Task instructions:
Where a line holds the word "content", copy that line.

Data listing
_ _ _ _ _

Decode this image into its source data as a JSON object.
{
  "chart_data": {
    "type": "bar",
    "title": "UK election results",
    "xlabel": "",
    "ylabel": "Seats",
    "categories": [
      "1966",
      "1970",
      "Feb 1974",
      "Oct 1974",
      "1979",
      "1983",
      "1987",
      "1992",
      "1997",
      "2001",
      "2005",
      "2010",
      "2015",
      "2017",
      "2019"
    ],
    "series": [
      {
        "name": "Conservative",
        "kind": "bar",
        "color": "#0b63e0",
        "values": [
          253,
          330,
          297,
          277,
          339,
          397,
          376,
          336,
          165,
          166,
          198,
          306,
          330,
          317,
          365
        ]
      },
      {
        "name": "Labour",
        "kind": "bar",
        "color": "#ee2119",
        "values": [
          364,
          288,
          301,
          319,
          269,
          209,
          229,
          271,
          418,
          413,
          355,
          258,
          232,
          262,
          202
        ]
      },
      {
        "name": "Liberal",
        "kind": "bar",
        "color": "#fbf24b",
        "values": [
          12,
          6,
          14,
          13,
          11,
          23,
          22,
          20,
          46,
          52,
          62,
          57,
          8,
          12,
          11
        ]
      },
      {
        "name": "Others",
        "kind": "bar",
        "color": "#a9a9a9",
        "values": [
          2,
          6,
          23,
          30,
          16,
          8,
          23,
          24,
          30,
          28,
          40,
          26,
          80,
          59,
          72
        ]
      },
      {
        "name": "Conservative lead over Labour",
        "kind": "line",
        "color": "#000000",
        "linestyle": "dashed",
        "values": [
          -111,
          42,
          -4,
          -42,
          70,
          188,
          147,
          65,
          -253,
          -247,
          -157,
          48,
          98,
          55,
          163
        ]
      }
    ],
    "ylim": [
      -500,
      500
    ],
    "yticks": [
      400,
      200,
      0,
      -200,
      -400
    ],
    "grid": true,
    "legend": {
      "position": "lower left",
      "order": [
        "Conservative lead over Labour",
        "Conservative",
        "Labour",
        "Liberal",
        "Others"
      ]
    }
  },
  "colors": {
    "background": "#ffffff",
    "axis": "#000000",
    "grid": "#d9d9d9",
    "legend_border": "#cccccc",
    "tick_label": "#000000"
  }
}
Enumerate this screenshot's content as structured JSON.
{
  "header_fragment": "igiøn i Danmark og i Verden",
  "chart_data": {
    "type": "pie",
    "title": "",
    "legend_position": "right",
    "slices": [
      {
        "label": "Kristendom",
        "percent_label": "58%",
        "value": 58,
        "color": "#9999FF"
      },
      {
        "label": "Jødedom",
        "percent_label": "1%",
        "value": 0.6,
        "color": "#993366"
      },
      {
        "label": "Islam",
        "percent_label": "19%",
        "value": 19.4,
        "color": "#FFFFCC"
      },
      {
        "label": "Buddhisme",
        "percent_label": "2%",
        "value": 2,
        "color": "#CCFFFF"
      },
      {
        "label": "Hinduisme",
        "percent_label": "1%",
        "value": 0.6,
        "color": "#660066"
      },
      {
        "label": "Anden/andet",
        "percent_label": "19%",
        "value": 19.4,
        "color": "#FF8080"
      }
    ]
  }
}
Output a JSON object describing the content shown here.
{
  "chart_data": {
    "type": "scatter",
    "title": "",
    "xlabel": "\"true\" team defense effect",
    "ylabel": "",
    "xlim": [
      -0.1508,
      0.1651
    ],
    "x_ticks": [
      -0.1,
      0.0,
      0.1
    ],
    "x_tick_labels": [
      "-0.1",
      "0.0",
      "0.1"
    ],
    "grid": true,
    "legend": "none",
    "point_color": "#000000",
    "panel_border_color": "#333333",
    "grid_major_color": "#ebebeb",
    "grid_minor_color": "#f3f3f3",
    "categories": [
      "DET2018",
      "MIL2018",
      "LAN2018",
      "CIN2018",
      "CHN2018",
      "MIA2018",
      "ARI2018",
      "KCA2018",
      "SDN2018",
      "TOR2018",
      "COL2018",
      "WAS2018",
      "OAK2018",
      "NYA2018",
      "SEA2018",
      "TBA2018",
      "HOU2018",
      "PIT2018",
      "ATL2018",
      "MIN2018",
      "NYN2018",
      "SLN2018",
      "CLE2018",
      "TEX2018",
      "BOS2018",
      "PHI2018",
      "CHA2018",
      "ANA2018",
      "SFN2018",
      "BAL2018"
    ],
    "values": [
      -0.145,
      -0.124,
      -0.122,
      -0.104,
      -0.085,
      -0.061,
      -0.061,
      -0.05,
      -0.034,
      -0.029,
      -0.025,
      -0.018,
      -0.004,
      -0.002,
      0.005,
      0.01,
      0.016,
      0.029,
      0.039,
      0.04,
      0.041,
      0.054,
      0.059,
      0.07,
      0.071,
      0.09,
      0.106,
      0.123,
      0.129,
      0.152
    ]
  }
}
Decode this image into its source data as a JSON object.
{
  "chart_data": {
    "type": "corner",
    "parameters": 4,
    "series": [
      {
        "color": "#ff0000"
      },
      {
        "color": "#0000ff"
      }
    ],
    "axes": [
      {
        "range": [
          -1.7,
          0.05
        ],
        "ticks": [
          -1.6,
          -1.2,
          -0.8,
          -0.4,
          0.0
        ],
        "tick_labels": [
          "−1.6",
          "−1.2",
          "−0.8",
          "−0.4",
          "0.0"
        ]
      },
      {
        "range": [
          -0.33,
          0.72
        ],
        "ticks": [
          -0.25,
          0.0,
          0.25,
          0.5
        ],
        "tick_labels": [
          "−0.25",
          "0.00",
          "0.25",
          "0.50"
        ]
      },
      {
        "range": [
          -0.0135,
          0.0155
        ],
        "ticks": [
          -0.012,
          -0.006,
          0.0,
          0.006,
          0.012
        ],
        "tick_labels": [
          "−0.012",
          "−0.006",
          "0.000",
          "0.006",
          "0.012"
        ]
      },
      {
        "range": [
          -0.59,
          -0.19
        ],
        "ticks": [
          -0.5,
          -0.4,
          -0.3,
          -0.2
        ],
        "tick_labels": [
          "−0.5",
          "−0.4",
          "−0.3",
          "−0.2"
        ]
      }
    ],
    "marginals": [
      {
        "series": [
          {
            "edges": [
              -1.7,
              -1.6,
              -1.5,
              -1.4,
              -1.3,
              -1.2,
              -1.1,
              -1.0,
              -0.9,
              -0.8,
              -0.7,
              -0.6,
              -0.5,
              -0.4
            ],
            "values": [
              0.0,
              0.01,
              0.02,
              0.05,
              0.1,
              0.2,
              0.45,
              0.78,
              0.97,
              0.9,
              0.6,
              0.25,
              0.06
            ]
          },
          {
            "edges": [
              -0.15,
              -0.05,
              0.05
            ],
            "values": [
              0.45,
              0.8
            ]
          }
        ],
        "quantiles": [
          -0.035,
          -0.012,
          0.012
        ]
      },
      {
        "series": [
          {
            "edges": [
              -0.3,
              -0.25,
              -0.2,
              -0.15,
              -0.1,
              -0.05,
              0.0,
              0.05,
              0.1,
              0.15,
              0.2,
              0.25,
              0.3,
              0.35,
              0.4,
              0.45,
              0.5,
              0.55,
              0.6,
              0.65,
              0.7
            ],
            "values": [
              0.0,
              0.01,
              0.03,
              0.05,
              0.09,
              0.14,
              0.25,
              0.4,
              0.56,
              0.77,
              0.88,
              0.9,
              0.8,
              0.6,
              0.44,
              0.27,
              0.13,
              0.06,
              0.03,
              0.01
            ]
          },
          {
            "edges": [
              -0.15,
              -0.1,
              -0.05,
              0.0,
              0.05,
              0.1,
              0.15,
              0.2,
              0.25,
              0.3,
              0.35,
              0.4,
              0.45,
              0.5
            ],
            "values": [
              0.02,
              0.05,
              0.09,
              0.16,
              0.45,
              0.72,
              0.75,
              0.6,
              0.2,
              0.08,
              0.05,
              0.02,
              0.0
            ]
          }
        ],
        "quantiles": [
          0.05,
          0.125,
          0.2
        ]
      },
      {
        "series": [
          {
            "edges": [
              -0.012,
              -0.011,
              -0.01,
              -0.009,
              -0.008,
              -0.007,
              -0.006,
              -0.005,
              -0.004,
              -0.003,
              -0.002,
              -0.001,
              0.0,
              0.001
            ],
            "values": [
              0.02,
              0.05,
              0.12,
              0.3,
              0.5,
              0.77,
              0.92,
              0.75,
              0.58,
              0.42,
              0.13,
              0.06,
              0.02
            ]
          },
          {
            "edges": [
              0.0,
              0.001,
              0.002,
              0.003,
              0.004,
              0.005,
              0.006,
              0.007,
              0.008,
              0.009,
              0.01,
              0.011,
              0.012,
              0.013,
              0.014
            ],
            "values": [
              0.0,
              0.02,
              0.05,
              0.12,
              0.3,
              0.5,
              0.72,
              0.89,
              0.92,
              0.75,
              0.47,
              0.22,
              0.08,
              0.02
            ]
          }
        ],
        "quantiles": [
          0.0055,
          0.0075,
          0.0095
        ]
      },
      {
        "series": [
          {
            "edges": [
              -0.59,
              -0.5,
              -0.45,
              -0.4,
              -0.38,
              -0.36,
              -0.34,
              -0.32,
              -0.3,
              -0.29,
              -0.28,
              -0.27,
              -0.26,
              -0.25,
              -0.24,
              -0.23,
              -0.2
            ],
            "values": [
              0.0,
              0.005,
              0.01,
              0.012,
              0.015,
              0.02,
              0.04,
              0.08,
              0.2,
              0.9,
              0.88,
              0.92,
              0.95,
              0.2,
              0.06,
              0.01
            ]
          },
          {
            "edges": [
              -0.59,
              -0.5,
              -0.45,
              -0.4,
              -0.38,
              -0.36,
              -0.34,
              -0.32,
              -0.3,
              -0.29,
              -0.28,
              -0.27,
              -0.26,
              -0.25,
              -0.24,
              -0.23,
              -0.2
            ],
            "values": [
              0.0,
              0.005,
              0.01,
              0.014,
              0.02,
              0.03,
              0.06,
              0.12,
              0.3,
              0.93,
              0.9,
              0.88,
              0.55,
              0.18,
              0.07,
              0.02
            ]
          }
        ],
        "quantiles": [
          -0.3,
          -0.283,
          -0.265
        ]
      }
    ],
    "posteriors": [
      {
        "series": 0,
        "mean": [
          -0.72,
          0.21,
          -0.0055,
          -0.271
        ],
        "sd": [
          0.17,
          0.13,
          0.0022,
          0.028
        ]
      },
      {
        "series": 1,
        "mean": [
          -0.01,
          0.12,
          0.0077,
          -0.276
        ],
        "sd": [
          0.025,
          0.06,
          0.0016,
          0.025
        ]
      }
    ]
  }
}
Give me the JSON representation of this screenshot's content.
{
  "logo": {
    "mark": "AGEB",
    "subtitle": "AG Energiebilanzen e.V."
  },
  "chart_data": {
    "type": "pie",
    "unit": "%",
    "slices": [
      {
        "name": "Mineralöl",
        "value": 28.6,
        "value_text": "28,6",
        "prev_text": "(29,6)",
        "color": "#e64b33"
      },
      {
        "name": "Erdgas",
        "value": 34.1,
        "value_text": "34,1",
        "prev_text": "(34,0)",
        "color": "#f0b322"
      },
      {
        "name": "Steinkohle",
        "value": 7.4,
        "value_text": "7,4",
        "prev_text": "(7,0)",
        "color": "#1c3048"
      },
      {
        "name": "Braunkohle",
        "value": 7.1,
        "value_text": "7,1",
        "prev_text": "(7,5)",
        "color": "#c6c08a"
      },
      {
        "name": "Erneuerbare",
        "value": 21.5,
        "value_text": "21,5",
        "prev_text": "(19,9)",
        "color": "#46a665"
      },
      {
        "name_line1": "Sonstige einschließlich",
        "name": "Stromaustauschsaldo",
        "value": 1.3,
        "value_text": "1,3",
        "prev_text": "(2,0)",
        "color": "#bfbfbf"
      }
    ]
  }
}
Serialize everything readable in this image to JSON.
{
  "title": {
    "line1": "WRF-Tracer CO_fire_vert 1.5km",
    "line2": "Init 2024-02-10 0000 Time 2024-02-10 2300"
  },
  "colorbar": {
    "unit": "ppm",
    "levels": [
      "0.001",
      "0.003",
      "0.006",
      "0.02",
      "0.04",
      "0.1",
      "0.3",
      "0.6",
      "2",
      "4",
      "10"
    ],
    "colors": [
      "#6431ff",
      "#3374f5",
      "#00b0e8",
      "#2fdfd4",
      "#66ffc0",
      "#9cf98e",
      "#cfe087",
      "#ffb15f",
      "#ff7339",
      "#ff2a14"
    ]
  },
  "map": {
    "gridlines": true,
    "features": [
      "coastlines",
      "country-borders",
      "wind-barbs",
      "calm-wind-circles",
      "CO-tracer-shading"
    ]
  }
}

_ _ _ _ _

Exercise response:
Enumerate this screenshot's content as structured JSON.
Output a JSON object describing the content shown here.
Give me the JSON representation of this screenshot's content.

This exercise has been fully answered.